REQUIREMENTS: Gather all lines from the material that contain the word "independente".

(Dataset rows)
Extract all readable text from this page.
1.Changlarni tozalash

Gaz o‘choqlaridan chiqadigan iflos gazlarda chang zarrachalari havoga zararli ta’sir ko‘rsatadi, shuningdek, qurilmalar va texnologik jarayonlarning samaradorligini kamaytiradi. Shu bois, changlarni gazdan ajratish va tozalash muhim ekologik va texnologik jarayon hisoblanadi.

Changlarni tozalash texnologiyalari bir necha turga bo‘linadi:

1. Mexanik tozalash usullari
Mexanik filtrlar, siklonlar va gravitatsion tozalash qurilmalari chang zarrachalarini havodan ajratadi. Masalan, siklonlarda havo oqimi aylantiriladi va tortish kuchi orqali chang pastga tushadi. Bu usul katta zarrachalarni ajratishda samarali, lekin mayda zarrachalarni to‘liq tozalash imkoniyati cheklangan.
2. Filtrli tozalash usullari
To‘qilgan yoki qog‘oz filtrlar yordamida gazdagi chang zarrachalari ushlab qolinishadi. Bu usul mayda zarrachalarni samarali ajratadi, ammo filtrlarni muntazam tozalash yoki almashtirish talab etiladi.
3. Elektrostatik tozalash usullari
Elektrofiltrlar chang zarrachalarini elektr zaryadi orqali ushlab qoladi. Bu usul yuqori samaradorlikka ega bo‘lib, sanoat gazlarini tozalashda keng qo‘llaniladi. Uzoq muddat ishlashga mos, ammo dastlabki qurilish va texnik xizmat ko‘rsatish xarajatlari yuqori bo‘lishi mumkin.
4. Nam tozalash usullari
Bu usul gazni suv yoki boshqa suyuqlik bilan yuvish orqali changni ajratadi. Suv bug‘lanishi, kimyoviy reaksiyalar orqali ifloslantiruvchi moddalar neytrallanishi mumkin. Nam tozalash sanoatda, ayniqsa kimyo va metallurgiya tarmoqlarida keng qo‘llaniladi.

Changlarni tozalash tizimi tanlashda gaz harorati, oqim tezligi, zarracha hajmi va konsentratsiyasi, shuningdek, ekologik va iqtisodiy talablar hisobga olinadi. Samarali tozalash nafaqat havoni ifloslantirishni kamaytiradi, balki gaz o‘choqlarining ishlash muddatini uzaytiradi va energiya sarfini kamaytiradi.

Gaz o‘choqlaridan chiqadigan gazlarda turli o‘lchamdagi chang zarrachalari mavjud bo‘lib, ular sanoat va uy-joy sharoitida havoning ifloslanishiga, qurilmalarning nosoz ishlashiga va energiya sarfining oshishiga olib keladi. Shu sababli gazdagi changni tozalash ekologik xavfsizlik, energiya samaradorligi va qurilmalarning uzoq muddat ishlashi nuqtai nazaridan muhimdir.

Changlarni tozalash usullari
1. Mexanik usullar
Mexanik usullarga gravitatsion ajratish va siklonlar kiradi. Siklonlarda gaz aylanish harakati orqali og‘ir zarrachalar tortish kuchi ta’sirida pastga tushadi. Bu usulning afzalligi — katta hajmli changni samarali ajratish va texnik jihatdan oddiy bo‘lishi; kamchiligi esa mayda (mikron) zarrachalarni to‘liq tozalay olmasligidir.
* * *
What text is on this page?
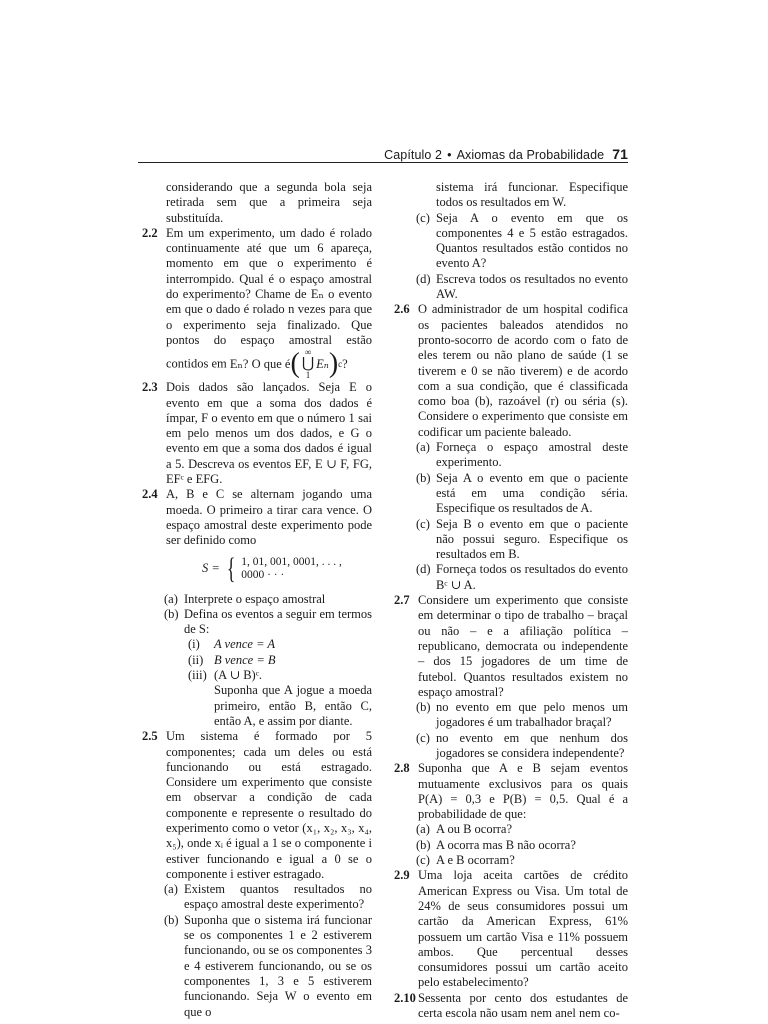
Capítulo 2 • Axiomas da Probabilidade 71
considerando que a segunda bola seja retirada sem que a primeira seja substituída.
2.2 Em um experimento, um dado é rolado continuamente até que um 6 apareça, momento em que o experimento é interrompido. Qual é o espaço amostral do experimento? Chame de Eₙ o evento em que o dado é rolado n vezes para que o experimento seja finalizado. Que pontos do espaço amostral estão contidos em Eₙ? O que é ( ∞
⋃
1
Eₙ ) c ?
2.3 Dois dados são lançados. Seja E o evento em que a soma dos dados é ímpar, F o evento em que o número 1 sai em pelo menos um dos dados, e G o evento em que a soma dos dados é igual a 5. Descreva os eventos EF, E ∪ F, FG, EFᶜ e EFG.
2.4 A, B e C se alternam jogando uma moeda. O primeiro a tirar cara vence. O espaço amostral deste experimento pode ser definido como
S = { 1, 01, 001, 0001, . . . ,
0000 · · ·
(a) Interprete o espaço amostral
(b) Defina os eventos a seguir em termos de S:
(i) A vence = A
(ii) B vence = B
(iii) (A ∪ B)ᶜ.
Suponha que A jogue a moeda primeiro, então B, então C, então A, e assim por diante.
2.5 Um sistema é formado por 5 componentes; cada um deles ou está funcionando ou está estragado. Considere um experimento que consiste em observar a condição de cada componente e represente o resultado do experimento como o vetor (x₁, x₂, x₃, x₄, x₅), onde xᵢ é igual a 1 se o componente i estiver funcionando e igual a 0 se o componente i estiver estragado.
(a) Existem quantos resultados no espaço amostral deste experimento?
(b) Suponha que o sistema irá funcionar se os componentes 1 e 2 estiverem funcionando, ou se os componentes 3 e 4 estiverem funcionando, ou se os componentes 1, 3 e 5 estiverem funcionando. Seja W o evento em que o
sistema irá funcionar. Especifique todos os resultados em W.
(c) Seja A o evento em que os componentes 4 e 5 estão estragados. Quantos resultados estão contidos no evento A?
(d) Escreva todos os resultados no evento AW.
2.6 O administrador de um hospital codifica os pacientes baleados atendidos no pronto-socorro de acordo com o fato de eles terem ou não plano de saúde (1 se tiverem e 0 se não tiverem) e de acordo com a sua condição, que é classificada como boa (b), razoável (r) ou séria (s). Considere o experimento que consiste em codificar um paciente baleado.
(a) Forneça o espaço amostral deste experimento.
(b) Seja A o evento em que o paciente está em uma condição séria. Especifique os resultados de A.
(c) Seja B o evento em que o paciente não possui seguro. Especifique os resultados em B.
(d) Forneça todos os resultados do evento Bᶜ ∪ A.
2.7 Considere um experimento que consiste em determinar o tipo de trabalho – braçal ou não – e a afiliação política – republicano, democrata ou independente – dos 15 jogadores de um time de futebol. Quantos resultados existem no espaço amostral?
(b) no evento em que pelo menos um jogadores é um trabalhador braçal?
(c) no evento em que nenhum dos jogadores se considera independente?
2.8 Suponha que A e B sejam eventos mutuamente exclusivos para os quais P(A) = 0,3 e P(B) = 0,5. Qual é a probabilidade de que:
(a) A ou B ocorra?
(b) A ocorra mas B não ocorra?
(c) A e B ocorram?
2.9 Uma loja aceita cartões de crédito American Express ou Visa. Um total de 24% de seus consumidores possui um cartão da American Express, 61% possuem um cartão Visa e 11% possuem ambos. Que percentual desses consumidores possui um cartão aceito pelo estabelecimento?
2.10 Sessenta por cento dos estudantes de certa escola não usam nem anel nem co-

COMPLETE OUTPUT:
2.7 Considere um experimento que consiste em determinar o tipo de trabalho – braçal ou não – e a afiliação política – republicano, democrata ou independente – dos 15 jogadores de um time de futebol. Quantos resultados existem no espaço amostral?
(c) no evento em que nenhum dos jogadores se considera independente?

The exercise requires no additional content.